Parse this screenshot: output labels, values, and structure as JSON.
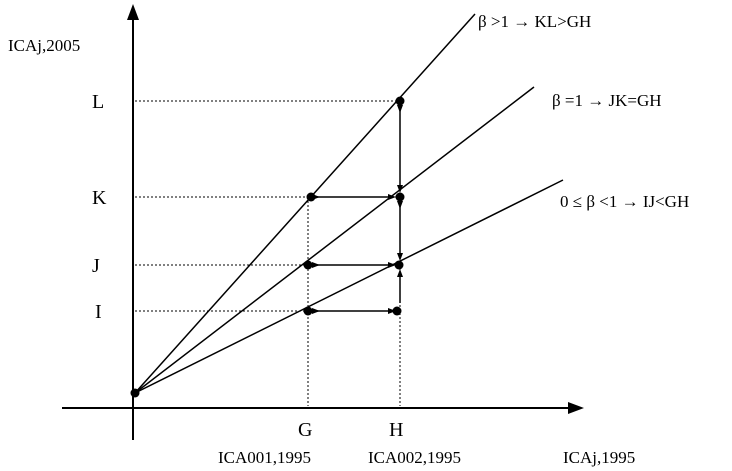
{
  "axes": {
    "y_label": "ICAj,2005",
    "x_label": "ICAj,1995"
  },
  "y_ticks": {
    "L": "L",
    "K": "K",
    "J": "J",
    "I": "I"
  },
  "x_ticks": {
    "G": "G",
    "H": "H",
    "G_sub": "ICA001,1995",
    "H_sub": "ICA002,1995"
  },
  "lines": {
    "steep": "β >1 → KL>GH",
    "unit": "β =1 → JK=GH",
    "flat": "0 ≤ β <1 → IJ<GH"
  }
}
○ ○ ○ ○
» PROBLEM DETAILS
Verbatim reproduction of every record is required; images are left out.

» REPLY
Parse this screenshot: output labels, values, and structure as JSON.
{
  "axes": {
    "y_label": "ICAj,2005",
    "x_label": "ICAj,1995"
  },
  "y_ticks": {
    "L": "L",
    "K": "K",
    "J": "J",
    "I": "I"
  },
  "x_ticks": {
    "G": "G",
    "H": "H",
    "G_sub": "ICA001,1995",
    "H_sub": "ICA002,1995"
  },
  "lines": {
    "steep": "β >1 → KL>GH",
    "unit": "β =1 → JK=GH",
    "flat": "0 ≤ β <1 → IJ<GH"
  }
}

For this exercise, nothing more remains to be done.